• Request
Transcribe the passage from the post on the pain of happiness, between "Then we got" and "of Nirvana perhaps.", inclusive.

• Source
★ ★ ★ ★ ★ ★ ★

Weird title, right? How can Happiness be a pain…

I am writing something after a long long time, there was a time back in college days to years immediately after that when there was so much to write, there was so much to talk, there was so much to feel.

Then we got busy with our jobs and then marriage and a Settled life…

Marrying your best friend and your life has its perk that somehow you attain Nirvana – A different sort of Nirvana perhaps.

One where life is too comfortable, you are never alone, and you have a basic lack of any pain in your life…

Now even Nirvana has a problem, the lack of pain gives you a writer’s block…

Not just that. When collectively everyone around you and all your close friends attain this stage, you reach a point when you start missing your friends. Not that they have gone anywhere but the things you used to talk changes, the emotions and feelings you used to share changes and things like jobs, etc. take center stage.

This is what I call the pain of happiness!!

Induced pain is what’s making me write this, this is not real.

★ ★ ★ ★ ★ ★ ★

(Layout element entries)

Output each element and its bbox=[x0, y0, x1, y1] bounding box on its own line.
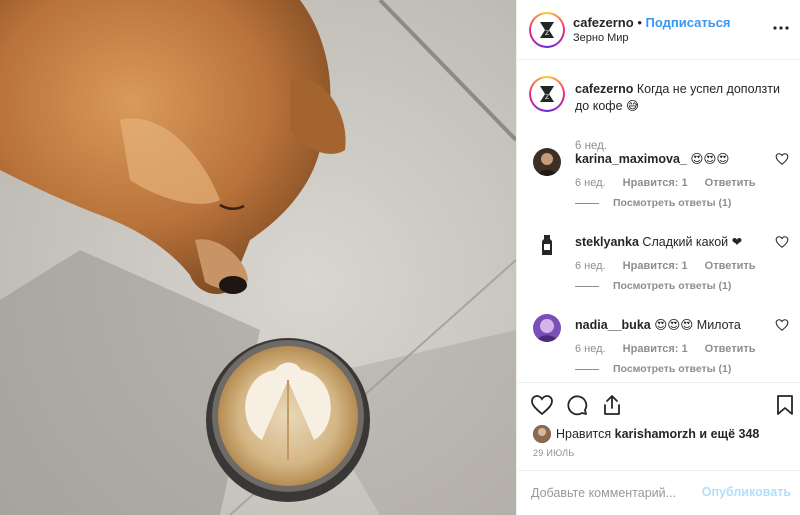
likes-prefix: Нравится bbox=[556, 427, 612, 441]
comment-item: steklyanka Сладкий какой ❤ 6 нед. Нравит… bbox=[517, 229, 800, 299]
reply-button[interactable]: Ответить bbox=[705, 260, 756, 272]
comment-icon[interactable] bbox=[565, 393, 589, 417]
comment-item: nadia__buka 😍😍😍 Милота 6 нед. Нравится: … bbox=[517, 312, 800, 382]
commenter-avatar[interactable] bbox=[533, 231, 561, 259]
reply-button[interactable]: Ответить bbox=[705, 343, 756, 355]
comment-heart-icon[interactable] bbox=[775, 235, 789, 249]
comments-list[interactable]: Z cafezerno Когда не успел доползти до к… bbox=[517, 60, 800, 382]
cafe-logo-icon: Z bbox=[540, 86, 554, 102]
comment-likes[interactable]: Нравится: 1 bbox=[623, 177, 688, 189]
publish-button[interactable]: Опубликовать bbox=[702, 485, 791, 499]
replies-divider bbox=[575, 202, 599, 204]
comment-meta: 6 нед. Нравится: 1 Ответить bbox=[575, 260, 770, 272]
view-replies-button[interactable]: Посмотреть ответы (1) bbox=[575, 280, 731, 292]
caption-text-block: cafezerno Когда не успел доползти до коф… bbox=[575, 81, 787, 115]
comment-username[interactable]: nadia__buka bbox=[575, 318, 651, 332]
view-replies-label: Посмотреть ответы (1) bbox=[613, 280, 732, 292]
follow-button[interactable]: Подписаться bbox=[646, 15, 731, 30]
photo-illustration bbox=[0, 0, 516, 515]
separator-dot: • bbox=[637, 15, 642, 30]
heart-icon[interactable] bbox=[530, 393, 554, 417]
view-replies-label: Посмотреть ответы (1) bbox=[613, 363, 732, 375]
comment-text: Сладкий какой ❤ bbox=[642, 235, 743, 249]
post-date[interactable]: 29 ИЮЛЬ bbox=[533, 448, 575, 458]
view-replies-button[interactable]: Посмотреть ответы (1) bbox=[575, 363, 731, 375]
more-icon[interactable] bbox=[771, 20, 791, 36]
post-panel: Z cafezerno • Подписаться Зерно Мир Z ca… bbox=[516, 0, 800, 515]
likes-user[interactable]: karishamorzh bbox=[615, 427, 696, 441]
comment-text-block: karina_maximova_ 😍😍😍 bbox=[575, 151, 729, 166]
comment-time[interactable]: 6 нед. bbox=[575, 177, 606, 189]
commenter-avatar[interactable] bbox=[533, 148, 561, 176]
post-header: Z cafezerno • Подписаться Зерно Мир bbox=[517, 0, 800, 60]
add-comment-bar: Опубликовать bbox=[517, 470, 800, 515]
comment-text-block: steklyanka Сладкий какой ❤ bbox=[575, 234, 742, 249]
replies-divider bbox=[575, 368, 599, 370]
author-username[interactable]: cafezerno bbox=[573, 15, 634, 30]
comment-text-block: nadia__buka 😍😍😍 Милота bbox=[575, 317, 741, 332]
view-replies-button[interactable]: Посмотреть ответы (1) bbox=[575, 197, 731, 209]
post-photo[interactable] bbox=[0, 0, 516, 515]
liker-avatar bbox=[533, 425, 551, 443]
comment-heart-icon[interactable] bbox=[775, 318, 789, 332]
comment-likes[interactable]: Нравится: 1 bbox=[623, 343, 688, 355]
post-location[interactable]: Зерно Мир bbox=[573, 32, 629, 44]
comment-text: 😍😍😍 bbox=[690, 152, 730, 166]
view-replies-label: Посмотреть ответы (1) bbox=[613, 197, 732, 209]
comment-item: karina_maximova_ 😍😍😍 6 нед. Нравится: 1 … bbox=[517, 146, 800, 216]
cafe-logo-icon: Z bbox=[540, 22, 554, 38]
bookmark-icon[interactable] bbox=[773, 393, 797, 417]
caption-username[interactable]: cafezerno bbox=[575, 82, 633, 96]
action-bar: Нравится karishamorzh и ещё 348 bbox=[517, 382, 800, 446]
replies-divider bbox=[575, 285, 599, 287]
commenter-avatar[interactable] bbox=[533, 314, 561, 342]
likes-summary[interactable]: Нравится karishamorzh и ещё 348 bbox=[533, 425, 759, 443]
comment-meta: 6 нед. Нравится: 1 Ответить bbox=[575, 177, 770, 189]
comment-time[interactable]: 6 нед. bbox=[575, 343, 606, 355]
comment-heart-icon[interactable] bbox=[775, 152, 789, 166]
author-avatar[interactable]: Z bbox=[529, 12, 565, 48]
comment-text: 😍😍😍 Милота bbox=[654, 318, 741, 332]
comment-likes[interactable]: Нравится: 1 bbox=[623, 260, 688, 272]
svg-text:Z: Z bbox=[545, 30, 549, 37]
comment-time[interactable]: 6 нед. bbox=[575, 260, 606, 272]
likes-suffix[interactable]: и ещё 348 bbox=[699, 427, 759, 441]
comment-username[interactable]: steklyanka bbox=[575, 235, 639, 249]
share-icon[interactable] bbox=[600, 393, 624, 417]
author-line: cafezerno • Подписаться bbox=[573, 15, 731, 30]
caption-avatar[interactable]: Z bbox=[529, 76, 565, 112]
comment-input[interactable] bbox=[531, 483, 711, 503]
comment-username[interactable]: karina_maximova_ bbox=[575, 152, 687, 166]
reply-button[interactable]: Ответить bbox=[705, 177, 756, 189]
comment-meta: 6 нед. Нравится: 1 Ответить bbox=[575, 343, 770, 355]
svg-text:Z: Z bbox=[545, 94, 549, 101]
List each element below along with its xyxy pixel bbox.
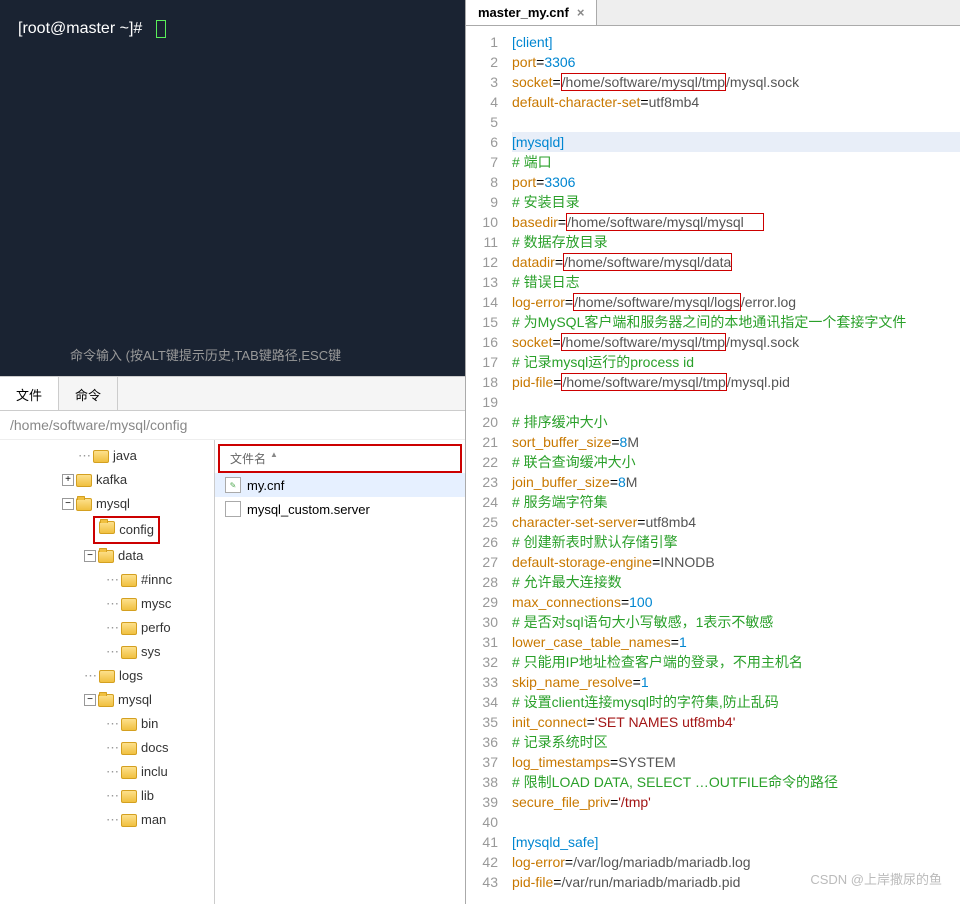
code-line[interactable]: default-storage-engine=INNODB: [512, 552, 960, 572]
terminal[interactable]: [root@master ~]# 命令输入 (按ALT键提示历史,TAB键路径,…: [0, 0, 465, 376]
editor-tab[interactable]: master_my.cnf ×: [466, 0, 597, 25]
tree-item[interactable]: ⋯bin: [106, 712, 214, 736]
tab-commands[interactable]: 命令: [59, 377, 118, 410]
tree-item-logs[interactable]: ⋯logs: [84, 664, 214, 688]
code-line[interactable]: [512, 812, 960, 832]
file-item-mycnf[interactable]: ✎my.cnf: [215, 473, 465, 497]
code-line[interactable]: basedir=/home/software/mysql/mysql: [512, 212, 960, 232]
filelist-header[interactable]: 文件名▲: [218, 444, 462, 473]
collapse-icon[interactable]: −: [84, 550, 96, 562]
code-line[interactable]: socket=/home/software/mysql/tmp/mysql.so…: [512, 72, 960, 92]
expand-icon[interactable]: +: [62, 474, 74, 486]
path-bar[interactable]: /home/software/mysql/config: [0, 411, 465, 440]
code-line[interactable]: [client]: [512, 32, 960, 52]
tree-item-java[interactable]: ⋯java: [78, 444, 214, 468]
tree-item[interactable]: ⋯lib: [106, 784, 214, 808]
tree-item[interactable]: ⋯inclu: [106, 760, 214, 784]
terminal-hint: 命令输入 (按ALT键提示历史,TAB键路径,ESC键: [70, 345, 455, 364]
terminal-cursor: [156, 20, 166, 38]
code-line[interactable]: lower_case_table_names=1: [512, 632, 960, 652]
code-line[interactable]: # 是否对sql语句大小写敏感，1表示不敏感: [512, 612, 960, 632]
code-line[interactable]: # 允许最大连接数: [512, 572, 960, 592]
tree-item-mysql[interactable]: −mysql: [84, 688, 214, 712]
collapse-icon[interactable]: −: [84, 694, 96, 706]
tree-item-mysql[interactable]: −mysql: [62, 492, 214, 516]
tree-item[interactable]: ⋯sys: [106, 640, 214, 664]
code-line[interactable]: port=3306: [512, 52, 960, 72]
code-line[interactable]: [512, 392, 960, 412]
file-browser: 文件 命令 /home/software/mysql/config ⋯java …: [0, 376, 465, 904]
close-icon[interactable]: ×: [577, 5, 585, 20]
code-line[interactable]: secure_file_priv='/tmp': [512, 792, 960, 812]
tree-item[interactable]: ⋯docs: [106, 736, 214, 760]
code-line[interactable]: [mysqld]: [512, 132, 960, 152]
sort-arrow-icon: ▲: [270, 450, 278, 467]
code-line[interactable]: log_timestamps=SYSTEM: [512, 752, 960, 772]
code-line[interactable]: [512, 112, 960, 132]
code-line[interactable]: # 创建新表时默认存储引擎: [512, 532, 960, 552]
code-line[interactable]: log-error=/home/software/mysql/logs/erro…: [512, 292, 960, 312]
code-editor[interactable]: 1234567891011121314151617181920212223242…: [466, 26, 960, 904]
code-line[interactable]: character-set-server=utf8mb4: [512, 512, 960, 532]
code-line[interactable]: port=3306: [512, 172, 960, 192]
code-line[interactable]: [mysqld_safe]: [512, 832, 960, 852]
code-line[interactable]: # 安装目录: [512, 192, 960, 212]
code-line[interactable]: # 只能用IP地址检查客户端的登录，不用主机名: [512, 652, 960, 672]
code-line[interactable]: sort_buffer_size=8M: [512, 432, 960, 452]
tree-item-kafka[interactable]: +kafka: [62, 468, 214, 492]
editor-tabs: master_my.cnf ×: [466, 0, 960, 26]
code-area[interactable]: [client]port=3306socket=/home/software/m…: [508, 26, 960, 904]
file-list[interactable]: 文件名▲ ✎my.cnf mysql_custom.server: [215, 440, 465, 904]
code-line[interactable]: # 记录mysql运行的process id: [512, 352, 960, 372]
file-icon: ✎: [225, 477, 241, 493]
code-line[interactable]: skip_name_resolve=1: [512, 672, 960, 692]
tree-item[interactable]: ⋯man: [106, 808, 214, 832]
terminal-prompt: [root@master ~]#: [18, 20, 142, 37]
code-line[interactable]: # 设置client连接mysql时的字符集,防止乱码: [512, 692, 960, 712]
tree-item-config[interactable]: config: [84, 516, 214, 544]
code-line[interactable]: # 排序缓冲大小: [512, 412, 960, 432]
tree-item[interactable]: ⋯perfo: [106, 616, 214, 640]
code-line[interactable]: join_buffer_size=8M: [512, 472, 960, 492]
tab-files[interactable]: 文件: [0, 377, 59, 410]
code-line[interactable]: datadir=/home/software/mysql/data: [512, 252, 960, 272]
code-line[interactable]: # 记录系统时区: [512, 732, 960, 752]
file-browser-tabs: 文件 命令: [0, 377, 465, 411]
code-line[interactable]: socket=/home/software/mysql/tmp/mysql.so…: [512, 332, 960, 352]
code-line[interactable]: default-character-set=utf8mb4: [512, 92, 960, 112]
tree-item[interactable]: ⋯#innc: [106, 568, 214, 592]
code-line[interactable]: # 服务端字符集: [512, 492, 960, 512]
code-line[interactable]: # 联合查询缓冲大小: [512, 452, 960, 472]
code-line[interactable]: pid-file=/home/software/mysql/tmp/mysql.…: [512, 372, 960, 392]
code-line[interactable]: # 数据存放目录: [512, 232, 960, 252]
code-line[interactable]: pid-file=/var/run/mariadb/mariadb.pid: [512, 872, 960, 892]
directory-tree[interactable]: ⋯java +kafka −mysql config −data ⋯#innc …: [0, 440, 215, 904]
code-line[interactable]: max_connections=100: [512, 592, 960, 612]
file-item-mysql-custom[interactable]: mysql_custom.server: [215, 497, 465, 521]
code-line[interactable]: log-error=/var/log/mariadb/mariadb.log: [512, 852, 960, 872]
tree-item[interactable]: ⋯mysc: [106, 592, 214, 616]
line-gutter: 1234567891011121314151617181920212223242…: [466, 26, 508, 904]
code-line[interactable]: # 为MySQL客户端和服务器之间的本地通讯指定一个套接字文件: [512, 312, 960, 332]
code-line[interactable]: # 错误日志: [512, 272, 960, 292]
code-line[interactable]: # 端口: [512, 152, 960, 172]
code-line[interactable]: init_connect='SET NAMES utf8mb4': [512, 712, 960, 732]
tree-item-data[interactable]: −data: [84, 544, 214, 568]
editor-tab-title: master_my.cnf: [478, 5, 569, 20]
file-icon: [225, 501, 241, 517]
collapse-icon[interactable]: −: [62, 498, 74, 510]
code-line[interactable]: # 限制LOAD DATA, SELECT …OUTFILE命令的路径: [512, 772, 960, 792]
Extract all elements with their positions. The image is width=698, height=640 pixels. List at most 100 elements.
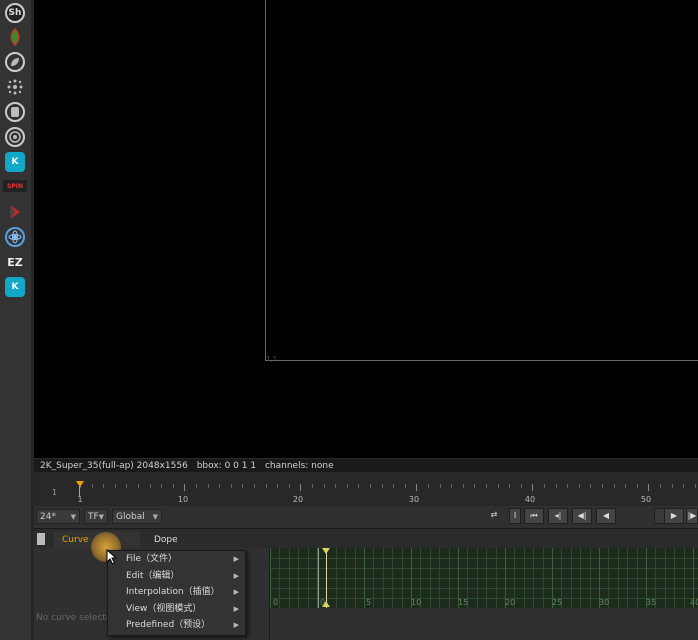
- timeline-label: 1: [77, 495, 83, 504]
- red-logo-icon[interactable]: [5, 202, 25, 222]
- sh-icon-label: Sh: [8, 8, 22, 18]
- timeline-tick: [370, 484, 371, 488]
- range-dropdown[interactable]: Global ▼: [112, 509, 162, 524]
- graph-grid-line: [279, 548, 281, 608]
- timeline-tick: [671, 484, 673, 488]
- graph-grid-line: [589, 548, 591, 608]
- graph-frame-line: [318, 548, 319, 608]
- timeline-tick: [149, 484, 151, 488]
- timeline-label: 10: [177, 495, 189, 504]
- menu-item-predefined[interactable]: Predefined（预设） ▶: [108, 617, 245, 634]
- menu-item-label: View（视图模式）: [126, 603, 202, 614]
- panel-menu-icon[interactable]: [37, 533, 45, 545]
- ez-icon[interactable]: EZ: [5, 252, 25, 272]
- graph-cursor-top-marker[interactable]: [322, 548, 330, 554]
- atom-glyph: [8, 230, 22, 244]
- tab-dope-sheet[interactable]: Dope Sheet✕: [146, 531, 232, 563]
- graph-label: 40: [690, 598, 698, 607]
- graph-grid-row: [270, 568, 698, 569]
- graph-grid-line: [335, 548, 337, 608]
- menu-item-edit[interactable]: Edit（编辑） ▶: [108, 568, 245, 585]
- step-back-icon[interactable]: ◀|: [572, 508, 592, 524]
- graph-label: 35: [646, 598, 657, 607]
- timeline-tick: [636, 484, 638, 488]
- loop-icon[interactable]: ⇄: [484, 508, 504, 524]
- mouse-pointer-icon: [106, 549, 118, 565]
- timeline-tick: [335, 484, 337, 488]
- timeline-tick: [648, 484, 650, 491]
- menu-item-file[interactable]: File（文件） ▶: [108, 551, 245, 568]
- timeline-tick: [509, 484, 511, 488]
- timeline-tick: [346, 484, 348, 488]
- graph-grid-line: [476, 548, 478, 608]
- graph-current-frame-line: [326, 548, 327, 608]
- panel-tab-bar: Curve Editor✕ Dope Sheet✕: [34, 528, 698, 563]
- graph-grid-line: [523, 548, 525, 608]
- sh-icon[interactable]: Sh: [5, 3, 25, 23]
- particles-icon[interactable]: [5, 77, 25, 97]
- chevron-right-icon: ▶: [233, 604, 239, 613]
- atom-icon[interactable]: [5, 227, 25, 247]
- cup-icon[interactable]: [5, 102, 25, 122]
- format-corner-label: 1,1: [266, 355, 278, 363]
- k2-icon[interactable]: K: [5, 277, 25, 297]
- graph-grid-line: [288, 548, 290, 608]
- spin-icon-label: SPIN: [7, 182, 23, 190]
- play-icon[interactable]: ▶: [664, 508, 684, 524]
- timeline-label: 30: [408, 495, 420, 504]
- graph-label: 10: [411, 598, 422, 607]
- step-forward-icon[interactable]: |▶: [686, 508, 698, 524]
- leaf-icon[interactable]: [5, 52, 25, 72]
- graph-grid-line: [542, 548, 544, 608]
- graph-grid-line: [570, 548, 572, 608]
- timeline-tick: [161, 484, 163, 488]
- timeline-tick: [219, 484, 221, 488]
- fps-dropdown[interactable]: 24* ▼: [36, 509, 80, 524]
- timeline-tick: [486, 484, 487, 488]
- first-frame-icon[interactable]: ⏮: [524, 508, 544, 524]
- timeline-tick: [207, 484, 209, 488]
- spin-icon[interactable]: SPIN: [3, 180, 27, 192]
- timeline-tick: [265, 484, 267, 488]
- timeline-tick: [602, 484, 603, 488]
- tf-dropdown[interactable]: TF ▼: [84, 509, 108, 524]
- timeline[interactable]: 1 1 10 20 30 40 50: [34, 472, 698, 506]
- graph-label: 30: [599, 598, 610, 607]
- timeline-tick: [254, 484, 255, 488]
- plant-icon[interactable]: [5, 27, 25, 47]
- fps-value: 24*: [40, 512, 56, 522]
- in-out-icon[interactable]: I: [509, 508, 521, 524]
- graph-grid-row: [270, 598, 698, 599]
- ez-icon-label: EZ: [7, 255, 23, 269]
- menu-item-label: File（文件）: [126, 554, 178, 564]
- graph-grid-line: [439, 548, 441, 608]
- timeline-tick: [497, 484, 499, 488]
- timeline-tick: [439, 484, 441, 488]
- graph-label: 5: [366, 598, 372, 607]
- graph-label: 0: [273, 598, 279, 607]
- graph-grid-line: [674, 548, 676, 608]
- timeline-tick: [404, 484, 406, 488]
- playhead-marker[interactable]: [76, 481, 84, 487]
- timeline-tick: [126, 484, 128, 488]
- k-icon[interactable]: K: [5, 152, 25, 172]
- timeline-tick: [91, 484, 93, 488]
- timeline-tick: [277, 484, 279, 488]
- curve-graph[interactable]: 0 0 5 10 15 20 25 30 35 40: [270, 548, 698, 608]
- timeline-tick: [312, 484, 313, 488]
- context-menu: File（文件） ▶ Edit（编辑） ▶ Interpolation（插值） ▶ V…: [107, 550, 246, 636]
- transport-bar: 24*▼ TF▼ Global▼ ⇄ I ⏮ ◂| ◀| ◀ 1 ▶ |▶: [34, 506, 698, 528]
- particles-glyph: [7, 79, 23, 95]
- timeline-tick: [428, 484, 429, 488]
- menu-item-view[interactable]: View（视图模式） ▶: [108, 601, 245, 618]
- graph-grid-line: [580, 548, 582, 608]
- viewer-canvas[interactable]: 1,1: [34, 0, 698, 458]
- play-reverse-icon[interactable]: ◀: [596, 508, 616, 524]
- target-icon[interactable]: [5, 127, 25, 147]
- bbox-info: bbox: 0 0 1 1: [196, 461, 257, 471]
- graph-grid-row: [270, 558, 698, 559]
- timeline-tick: [462, 484, 464, 488]
- menu-item-interpolation[interactable]: Interpolation（插值） ▶: [108, 584, 245, 601]
- prev-keyframe-icon[interactable]: ◂|: [548, 508, 568, 524]
- chevron-down-icon: ▼: [98, 513, 104, 521]
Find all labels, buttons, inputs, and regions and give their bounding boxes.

★ ★ ★ ★ ★ ★ ★

• Solution to the exercise
Then we got busy with our jobs and then marriage and a Settled life…

Marrying your best friend and your life has its perk that somehow you attain Nirvana – A different sort of Nirvana perhaps.